─── Dataset entries ───

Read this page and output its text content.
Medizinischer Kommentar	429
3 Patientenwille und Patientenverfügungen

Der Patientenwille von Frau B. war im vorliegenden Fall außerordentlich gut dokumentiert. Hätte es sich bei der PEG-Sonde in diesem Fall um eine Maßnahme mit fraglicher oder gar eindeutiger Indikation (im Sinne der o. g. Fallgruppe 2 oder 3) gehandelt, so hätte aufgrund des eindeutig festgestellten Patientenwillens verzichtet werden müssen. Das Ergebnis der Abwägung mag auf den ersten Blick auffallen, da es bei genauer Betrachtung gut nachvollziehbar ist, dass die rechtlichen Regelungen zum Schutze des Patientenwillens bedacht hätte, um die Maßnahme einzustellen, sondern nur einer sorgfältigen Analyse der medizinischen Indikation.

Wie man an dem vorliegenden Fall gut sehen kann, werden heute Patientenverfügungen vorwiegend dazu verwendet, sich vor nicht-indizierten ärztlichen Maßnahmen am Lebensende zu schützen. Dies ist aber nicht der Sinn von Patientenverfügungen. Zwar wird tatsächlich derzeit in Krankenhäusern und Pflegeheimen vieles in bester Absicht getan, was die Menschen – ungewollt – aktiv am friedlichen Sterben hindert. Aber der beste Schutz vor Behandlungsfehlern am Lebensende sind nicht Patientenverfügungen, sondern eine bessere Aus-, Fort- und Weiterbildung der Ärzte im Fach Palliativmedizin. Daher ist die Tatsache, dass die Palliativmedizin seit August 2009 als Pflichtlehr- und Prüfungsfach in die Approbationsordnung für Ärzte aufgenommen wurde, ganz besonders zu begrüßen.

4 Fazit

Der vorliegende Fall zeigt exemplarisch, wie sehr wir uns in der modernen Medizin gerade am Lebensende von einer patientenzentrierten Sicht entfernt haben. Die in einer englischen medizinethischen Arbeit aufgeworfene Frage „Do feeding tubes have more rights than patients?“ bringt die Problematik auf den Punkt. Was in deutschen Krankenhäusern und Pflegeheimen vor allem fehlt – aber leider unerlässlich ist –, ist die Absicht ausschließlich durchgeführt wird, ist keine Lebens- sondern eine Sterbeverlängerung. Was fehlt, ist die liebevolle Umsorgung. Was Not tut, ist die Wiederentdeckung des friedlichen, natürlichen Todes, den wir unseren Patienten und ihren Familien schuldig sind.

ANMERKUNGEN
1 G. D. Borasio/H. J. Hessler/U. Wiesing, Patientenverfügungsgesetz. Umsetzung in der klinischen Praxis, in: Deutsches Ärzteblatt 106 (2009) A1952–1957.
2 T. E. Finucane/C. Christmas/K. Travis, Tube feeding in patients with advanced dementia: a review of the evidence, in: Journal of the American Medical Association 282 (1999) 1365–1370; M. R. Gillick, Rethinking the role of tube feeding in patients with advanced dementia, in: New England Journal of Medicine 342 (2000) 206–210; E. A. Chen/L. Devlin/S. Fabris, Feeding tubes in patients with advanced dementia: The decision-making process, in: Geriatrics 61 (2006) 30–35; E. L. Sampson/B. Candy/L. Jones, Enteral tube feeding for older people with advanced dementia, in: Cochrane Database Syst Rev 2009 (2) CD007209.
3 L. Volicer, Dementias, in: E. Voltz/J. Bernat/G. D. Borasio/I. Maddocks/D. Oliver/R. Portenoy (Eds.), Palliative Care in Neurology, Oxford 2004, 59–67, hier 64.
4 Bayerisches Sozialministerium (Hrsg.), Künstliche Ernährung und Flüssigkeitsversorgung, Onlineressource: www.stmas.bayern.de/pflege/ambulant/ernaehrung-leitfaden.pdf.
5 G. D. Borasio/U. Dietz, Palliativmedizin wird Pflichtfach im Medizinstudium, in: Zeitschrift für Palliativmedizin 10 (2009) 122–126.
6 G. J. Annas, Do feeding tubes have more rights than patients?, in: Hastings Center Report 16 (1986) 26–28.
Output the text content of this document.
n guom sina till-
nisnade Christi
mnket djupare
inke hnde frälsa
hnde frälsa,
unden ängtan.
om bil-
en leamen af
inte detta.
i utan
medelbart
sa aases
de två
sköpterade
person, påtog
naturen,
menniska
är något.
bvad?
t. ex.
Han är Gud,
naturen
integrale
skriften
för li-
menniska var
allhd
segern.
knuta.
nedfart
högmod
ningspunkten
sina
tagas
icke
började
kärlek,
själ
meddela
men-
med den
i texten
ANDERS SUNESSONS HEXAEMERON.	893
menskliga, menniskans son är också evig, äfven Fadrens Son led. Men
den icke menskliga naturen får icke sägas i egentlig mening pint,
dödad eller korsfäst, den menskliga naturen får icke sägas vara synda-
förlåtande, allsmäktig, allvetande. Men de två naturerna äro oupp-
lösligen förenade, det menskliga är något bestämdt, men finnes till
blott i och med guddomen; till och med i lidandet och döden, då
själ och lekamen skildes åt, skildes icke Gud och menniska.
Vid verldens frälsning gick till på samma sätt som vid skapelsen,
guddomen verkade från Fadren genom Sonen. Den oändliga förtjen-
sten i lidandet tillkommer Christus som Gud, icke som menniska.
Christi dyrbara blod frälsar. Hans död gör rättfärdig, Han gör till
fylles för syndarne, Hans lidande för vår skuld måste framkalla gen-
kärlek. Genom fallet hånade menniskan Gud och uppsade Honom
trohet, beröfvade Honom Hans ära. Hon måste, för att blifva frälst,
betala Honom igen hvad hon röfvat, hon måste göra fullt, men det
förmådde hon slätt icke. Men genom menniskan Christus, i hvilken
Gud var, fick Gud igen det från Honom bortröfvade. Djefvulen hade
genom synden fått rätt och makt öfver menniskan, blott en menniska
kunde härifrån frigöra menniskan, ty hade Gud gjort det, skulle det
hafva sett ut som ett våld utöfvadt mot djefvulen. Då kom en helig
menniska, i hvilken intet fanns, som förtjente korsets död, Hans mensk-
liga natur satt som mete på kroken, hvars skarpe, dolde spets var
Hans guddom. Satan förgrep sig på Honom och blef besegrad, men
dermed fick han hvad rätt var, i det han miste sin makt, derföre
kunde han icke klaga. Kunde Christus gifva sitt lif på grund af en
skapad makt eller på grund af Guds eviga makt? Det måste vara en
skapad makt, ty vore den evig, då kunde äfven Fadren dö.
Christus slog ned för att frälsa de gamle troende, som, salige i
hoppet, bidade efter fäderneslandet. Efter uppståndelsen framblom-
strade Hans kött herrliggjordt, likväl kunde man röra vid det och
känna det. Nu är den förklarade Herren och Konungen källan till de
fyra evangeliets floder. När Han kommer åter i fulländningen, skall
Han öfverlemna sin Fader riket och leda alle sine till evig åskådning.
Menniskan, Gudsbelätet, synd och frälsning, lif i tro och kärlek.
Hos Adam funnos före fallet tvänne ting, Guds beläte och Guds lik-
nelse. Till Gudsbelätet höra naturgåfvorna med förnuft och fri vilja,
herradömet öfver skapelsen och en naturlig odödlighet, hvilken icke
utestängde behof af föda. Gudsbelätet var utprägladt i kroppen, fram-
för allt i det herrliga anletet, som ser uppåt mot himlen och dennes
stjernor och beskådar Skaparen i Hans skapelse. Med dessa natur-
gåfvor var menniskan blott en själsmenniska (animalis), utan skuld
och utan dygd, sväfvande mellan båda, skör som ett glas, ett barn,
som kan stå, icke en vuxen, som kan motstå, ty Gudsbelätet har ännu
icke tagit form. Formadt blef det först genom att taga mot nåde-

───

### To do
Please quote the data above in full, with no line missing.

### Exercise result
Read this page and output its text content.
Medizinischer Kommentar	429
3 Patientenwille und Patientenverfügungen

Der Patientenwille von Frau B. war im vorliegenden Fall außerordentlich gut dokumentiert. Hätte es sich bei der PEG-Sonde in diesem Fall um eine Maßnahme mit fraglicher oder gar eindeutiger Indikation (im Sinne der o. g. Fallgruppe 2 oder 3) gehandelt, so hätte aufgrund des eindeutig festgestellten Patientenwillens verzichtet werden müssen. Das Ergebnis der Abwägung mag auf den ersten Blick auffallen, da es bei genauer Betrachtung gut nachvollziehbar ist, dass die rechtlichen Regelungen zum Schutze des Patientenwillens bedacht hätte, um die Maßnahme einzustellen, sondern nur einer sorgfältigen Analyse der medizinischen Indikation.

Wie man an dem vorliegenden Fall gut sehen kann, werden heute Patientenverfügungen vorwiegend dazu verwendet, sich vor nicht-indizierten ärztlichen Maßnahmen am Lebensende zu schützen. Dies ist aber nicht der Sinn von Patientenverfügungen. Zwar wird tatsächlich derzeit in Krankenhäusern und Pflegeheimen vieles in bester Absicht getan, was die Menschen – ungewollt – aktiv am friedlichen Sterben hindert. Aber der beste Schutz vor Behandlungsfehlern am Lebensende sind nicht Patientenverfügungen, sondern eine bessere Aus-, Fort- und Weiterbildung der Ärzte im Fach Palliativmedizin. Daher ist die Tatsache, dass die Palliativmedizin seit August 2009 als Pflichtlehr- und Prüfungsfach in die Approbationsordnung für Ärzte aufgenommen wurde, ganz besonders zu begrüßen.

4 Fazit

Der vorliegende Fall zeigt exemplarisch, wie sehr wir uns in der modernen Medizin gerade am Lebensende von einer patientenzentrierten Sicht entfernt haben. Die in einer englischen medizinethischen Arbeit aufgeworfene Frage „Do feeding tubes have more rights than patients?“ bringt die Problematik auf den Punkt. Was in deutschen Krankenhäusern und Pflegeheimen vor allem fehlt – aber leider unerlässlich ist –, ist die Absicht ausschließlich durchgeführt wird, ist keine Lebens- sondern eine Sterbeverlängerung. Was fehlt, ist die liebevolle Umsorgung. Was Not tut, ist die Wiederentdeckung des friedlichen, natürlichen Todes, den wir unseren Patienten und ihren Familien schuldig sind.

ANMERKUNGEN
1 G. D. Borasio/H. J. Hessler/U. Wiesing, Patientenverfügungsgesetz. Umsetzung in der klinischen Praxis, in: Deutsches Ärzteblatt 106 (2009) A1952–1957.
2 T. E. Finucane/C. Christmas/K. Travis, Tube feeding in patients with advanced dementia: a review of the evidence, in: Journal of the American Medical Association 282 (1999) 1365–1370; M. R. Gillick, Rethinking the role of tube feeding in patients with advanced dementia, in: New England Journal of Medicine 342 (2000) 206–210; E. A. Chen/L. Devlin/S. Fabris, Feeding tubes in patients with advanced dementia: The decision-making process, in: Geriatrics 61 (2006) 30–35; E. L. Sampson/B. Candy/L. Jones, Enteral tube feeding for older people with advanced dementia, in: Cochrane Database Syst Rev 2009 (2) CD007209.
3 L. Volicer, Dementias, in: E. Voltz/J. Bernat/G. D. Borasio/I. Maddocks/D. Oliver/R. Portenoy (Eds.), Palliative Care in Neurology, Oxford 2004, 59–67, hier 64.
4 Bayerisches Sozialministerium (Hrsg.), Künstliche Ernährung und Flüssigkeitsversorgung, Onlineressource: www.stmas.bayern.de/pflege/ambulant/ernaehrung-leitfaden.pdf.
5 G. D. Borasio/U. Dietz, Palliativmedizin wird Pflichtfach im Medizinstudium, in: Zeitschrift für Palliativmedizin 10 (2009) 122–126.
6 G. J. Annas, Do feeding tubes have more rights than patients?, in: Hastings Center Report 16 (1986) 26–28.
Output the text content of this document.
n guom sina till-
nisnade Christi
mnket djupare
inke hnde frälsa
hnde frälsa,
unden ängtan.
om bil-
en leamen af
inte detta.
i utan
medelbart
sa aases
de två
sköpterade
person, påtog
naturen,
menniska
är något.
bvad?
t. ex.
Han är Gud,
naturen
integrale
skriften
för li-
menniska var
allhd
segern.
knuta.
nedfart
högmod
ningspunkten
sina
tagas
icke
började
kärlek,
själ
meddela
men-
med den
i texten
ANDERS SUNESSONS HEXAEMERON.	893
menskliga, menniskans son är också evig, äfven Fadrens Son led. Men
den icke menskliga naturen får icke sägas i egentlig mening pint,
dödad eller korsfäst, den menskliga naturen får icke sägas vara synda-
förlåtande, allsmäktig, allvetande. Men de två naturerna äro oupp-
lösligen förenade, det menskliga är något bestämdt, men finnes till
blott i och med guddomen; till och med i lidandet och döden, då
själ och lekamen skildes åt, skildes icke Gud och menniska.
Vid verldens frälsning gick till på samma sätt som vid skapelsen,
guddomen verkade från Fadren genom Sonen. Den oändliga förtjen-
sten i lidandet tillkommer Christus som Gud, icke som menniska.
Christi dyrbara blod frälsar. Hans död gör rättfärdig, Han gör till
fylles för syndarne, Hans lidande för vår skuld måste framkalla gen-
kärlek. Genom fallet hånade menniskan Gud och uppsade Honom
trohet, beröfvade Honom Hans ära. Hon måste, för att blifva frälst,
betala Honom igen hvad hon röfvat, hon måste göra fullt, men det
förmådde hon slätt icke. Men genom menniskan Christus, i hvilken
Gud var, fick Gud igen det från Honom bortröfvade. Djefvulen hade
genom synden fått rätt och makt öfver menniskan, blott en menniska
kunde härifrån frigöra menniskan, ty hade Gud gjort det, skulle det
hafva sett ut som ett våld utöfvadt mot djefvulen. Då kom en helig
menniska, i hvilken intet fanns, som förtjente korsets död, Hans mensk-
liga natur satt som mete på kroken, hvars skarpe, dolde spets var
Hans guddom. Satan förgrep sig på Honom och blef besegrad, men
dermed fick han hvad rätt var, i det han miste sin makt, derföre
kunde han icke klaga. Kunde Christus gifva sitt lif på grund af en
skapad makt eller på grund af Guds eviga makt? Det måste vara en
skapad makt, ty vore den evig, då kunde äfven Fadren dö.
Christus slog ned för att frälsa de gamle troende, som, salige i
hoppet, bidade efter fäderneslandet. Efter uppståndelsen framblom-
strade Hans kött herrliggjordt, likväl kunde man röra vid det och
känna det. Nu är den förklarade Herren och Konungen källan till de
fyra evangeliets floder. När Han kommer åter i fulländningen, skall
Han öfverlemna sin Fader riket och leda alle sine till evig åskådning.
Menniskan, Gudsbelätet, synd och frälsning, lif i tro och kärlek.
Hos Adam funnos före fallet tvänne ting, Guds beläte och Guds lik-
nelse. Till Gudsbelätet höra naturgåfvorna med förnuft och fri vilja,
herradömet öfver skapelsen och en naturlig odödlighet, hvilken icke
utestängde behof af föda. Gudsbelätet var utprägladt i kroppen, fram-
för allt i det herrliga anletet, som ser uppåt mot himlen och dennes
stjernor och beskådar Skaparen i Hans skapelse. Med dessa natur-
gåfvor var menniskan blott en själsmenniska (animalis), utan skuld
och utan dygd, sväfvande mellan båda, skör som ett glas, ett barn,
som kan stå, icke en vuxen, som kan motstå, ty Gudsbelätet har ännu
icke tagit form. Formadt blef det först genom att taga mot nåde-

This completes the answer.